- [PROBLEM] Produce the listing below again, exactly as shown.

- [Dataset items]
※ ※ ※
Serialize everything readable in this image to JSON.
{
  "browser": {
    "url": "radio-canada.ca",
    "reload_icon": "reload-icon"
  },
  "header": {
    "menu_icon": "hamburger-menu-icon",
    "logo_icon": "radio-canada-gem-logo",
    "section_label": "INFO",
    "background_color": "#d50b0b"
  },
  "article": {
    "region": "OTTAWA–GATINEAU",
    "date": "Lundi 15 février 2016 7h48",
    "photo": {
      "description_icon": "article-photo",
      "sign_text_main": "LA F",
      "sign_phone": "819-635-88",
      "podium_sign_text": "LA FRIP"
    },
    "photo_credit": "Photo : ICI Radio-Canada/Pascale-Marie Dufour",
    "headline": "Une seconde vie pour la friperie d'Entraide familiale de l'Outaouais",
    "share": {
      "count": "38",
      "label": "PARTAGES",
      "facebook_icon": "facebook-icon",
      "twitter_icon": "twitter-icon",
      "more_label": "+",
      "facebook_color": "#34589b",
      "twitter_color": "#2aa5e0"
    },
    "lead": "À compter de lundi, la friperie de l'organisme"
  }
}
※ ※ ※
- [WRITTEN REPLY]
Serialize everything readable in this image to JSON.
{
  "browser": {
    "url": "radio-canada.ca",
    "reload_icon": "reload-icon"
  },
  "header": {
    "menu_icon": "hamburger-menu-icon",
    "logo_icon": "radio-canada-gem-logo",
    "section_label": "INFO",
    "background_color": "#d50b0b"
  },
  "article": {
    "region": "OTTAWA–GATINEAU",
    "date": "Lundi 15 février 2016 7h48",
    "photo": {
      "description_icon": "article-photo",
      "sign_text_main": "LA F",
      "sign_phone": "819-635-88",
      "podium_sign_text": "LA FRIP"
    },
    "photo_credit": "Photo : ICI Radio-Canada/Pascale-Marie Dufour",
    "headline": "Une seconde vie pour la friperie d'Entraide familiale de l'Outaouais",
    "share": {
      "count": "38",
      "label": "PARTAGES",
      "facebook_icon": "facebook-icon",
      "twitter_icon": "twitter-icon",
      "more_label": "+",
      "facebook_color": "#34589b",
      "twitter_color": "#2aa5e0"
    },
    "lead": "À compter de lundi, la friperie de l'organisme"
  }
}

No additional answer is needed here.